# What is required
Each entry below is to be printed verbatim.

# Stored entries
■ ■ ■ ■ ■

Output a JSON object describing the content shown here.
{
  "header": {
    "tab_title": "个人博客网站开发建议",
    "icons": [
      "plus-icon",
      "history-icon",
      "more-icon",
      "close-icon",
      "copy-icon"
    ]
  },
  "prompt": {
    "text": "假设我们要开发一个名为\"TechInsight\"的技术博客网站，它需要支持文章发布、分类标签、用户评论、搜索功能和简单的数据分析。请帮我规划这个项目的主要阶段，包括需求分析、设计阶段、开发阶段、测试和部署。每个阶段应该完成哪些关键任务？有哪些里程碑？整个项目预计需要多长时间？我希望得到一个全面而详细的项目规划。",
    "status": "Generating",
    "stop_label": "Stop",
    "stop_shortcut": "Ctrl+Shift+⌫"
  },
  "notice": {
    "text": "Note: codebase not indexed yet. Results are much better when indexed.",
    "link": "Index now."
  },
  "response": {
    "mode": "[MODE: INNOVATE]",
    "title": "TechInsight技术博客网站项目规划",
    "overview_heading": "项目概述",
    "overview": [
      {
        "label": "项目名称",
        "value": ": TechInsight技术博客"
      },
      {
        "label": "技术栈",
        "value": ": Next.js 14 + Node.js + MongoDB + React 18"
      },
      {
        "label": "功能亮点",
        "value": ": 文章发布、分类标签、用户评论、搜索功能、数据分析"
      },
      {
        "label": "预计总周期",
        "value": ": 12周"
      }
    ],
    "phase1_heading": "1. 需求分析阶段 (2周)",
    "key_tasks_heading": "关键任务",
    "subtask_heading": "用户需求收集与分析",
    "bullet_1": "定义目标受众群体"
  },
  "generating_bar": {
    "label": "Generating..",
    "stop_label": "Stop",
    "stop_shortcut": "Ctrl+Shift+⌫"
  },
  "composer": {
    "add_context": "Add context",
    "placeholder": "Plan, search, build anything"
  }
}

■ ■ ■ ■ ■

# Full output
Output a JSON object describing the content shown here.
{
  "header": {
    "tab_title": "个人博客网站开发建议",
    "icons": [
      "plus-icon",
      "history-icon",
      "more-icon",
      "close-icon",
      "copy-icon"
    ]
  },
  "prompt": {
    "text": "假设我们要开发一个名为\"TechInsight\"的技术博客网站，它需要支持文章发布、分类标签、用户评论、搜索功能和简单的数据分析。请帮我规划这个项目的主要阶段，包括需求分析、设计阶段、开发阶段、测试和部署。每个阶段应该完成哪些关键任务？有哪些里程碑？整个项目预计需要多长时间？我希望得到一个全面而详细的项目规划。",
    "status": "Generating",
    "stop_label": "Stop",
    "stop_shortcut": "Ctrl+Shift+⌫"
  },
  "notice": {
    "text": "Note: codebase not indexed yet. Results are much better when indexed.",
    "link": "Index now."
  },
  "response": {
    "mode": "[MODE: INNOVATE]",
    "title": "TechInsight技术博客网站项目规划",
    "overview_heading": "项目概述",
    "overview": [
      {
        "label": "项目名称",
        "value": ": TechInsight技术博客"
      },
      {
        "label": "技术栈",
        "value": ": Next.js 14 + Node.js + MongoDB + React 18"
      },
      {
        "label": "功能亮点",
        "value": ": 文章发布、分类标签、用户评论、搜索功能、数据分析"
      },
      {
        "label": "预计总周期",
        "value": ": 12周"
      }
    ],
    "phase1_heading": "1. 需求分析阶段 (2周)",
    "key_tasks_heading": "关键任务",
    "subtask_heading": "用户需求收集与分析",
    "bullet_1": "定义目标受众群体"
  },
  "generating_bar": {
    "label": "Generating..",
    "stop_label": "Stop",
    "stop_shortcut": "Ctrl+Shift+⌫"
  },
  "composer": {
    "add_context": "Add context",
    "placeholder": "Plan, search, build anything"
  }
}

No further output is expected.